# start of Data to process

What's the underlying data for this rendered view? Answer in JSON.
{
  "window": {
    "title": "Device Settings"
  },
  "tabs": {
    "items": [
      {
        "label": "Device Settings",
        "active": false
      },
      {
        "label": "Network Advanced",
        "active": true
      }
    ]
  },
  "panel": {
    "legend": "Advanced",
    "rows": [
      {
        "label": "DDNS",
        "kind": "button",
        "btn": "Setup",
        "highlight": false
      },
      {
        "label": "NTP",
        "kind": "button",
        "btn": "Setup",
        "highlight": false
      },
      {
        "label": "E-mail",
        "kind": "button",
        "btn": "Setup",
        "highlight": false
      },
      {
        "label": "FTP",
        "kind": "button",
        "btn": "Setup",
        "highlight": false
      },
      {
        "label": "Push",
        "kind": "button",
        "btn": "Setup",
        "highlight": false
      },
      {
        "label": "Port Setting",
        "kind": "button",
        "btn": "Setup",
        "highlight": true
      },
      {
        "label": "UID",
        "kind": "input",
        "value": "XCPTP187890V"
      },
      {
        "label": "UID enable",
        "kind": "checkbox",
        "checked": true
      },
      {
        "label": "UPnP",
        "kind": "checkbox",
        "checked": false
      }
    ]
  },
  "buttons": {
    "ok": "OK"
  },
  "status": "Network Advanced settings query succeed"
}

# end of Data to process

**Work to complete:** Please reproduce each record precisely as written.

**Written reply:**
What's the underlying data for this rendered view? Answer in JSON.
{
  "window": {
    "title": "Device Settings"
  },
  "tabs": {
    "items": [
      {
        "label": "Device Settings",
        "active": false
      },
      {
        "label": "Network Advanced",
        "active": true
      }
    ]
  },
  "panel": {
    "legend": "Advanced",
    "rows": [
      {
        "label": "DDNS",
        "kind": "button",
        "btn": "Setup",
        "highlight": false
      },
      {
        "label": "NTP",
        "kind": "button",
        "btn": "Setup",
        "highlight": false
      },
      {
        "label": "E-mail",
        "kind": "button",
        "btn": "Setup",
        "highlight": false
      },
      {
        "label": "FTP",
        "kind": "button",
        "btn": "Setup",
        "highlight": false
      },
      {
        "label": "Push",
        "kind": "button",
        "btn": "Setup",
        "highlight": false
      },
      {
        "label": "Port Setting",
        "kind": "button",
        "btn": "Setup",
        "highlight": true
      },
      {
        "label": "UID",
        "kind": "input",
        "value": "XCPTP187890V"
      },
      {
        "label": "UID enable",
        "kind": "checkbox",
        "checked": true
      },
      {
        "label": "UPnP",
        "kind": "checkbox",
        "checked": false
      }
    ]
  },
  "buttons": {
    "ok": "OK"
  },
  "status": "Network Advanced settings query succeed"
}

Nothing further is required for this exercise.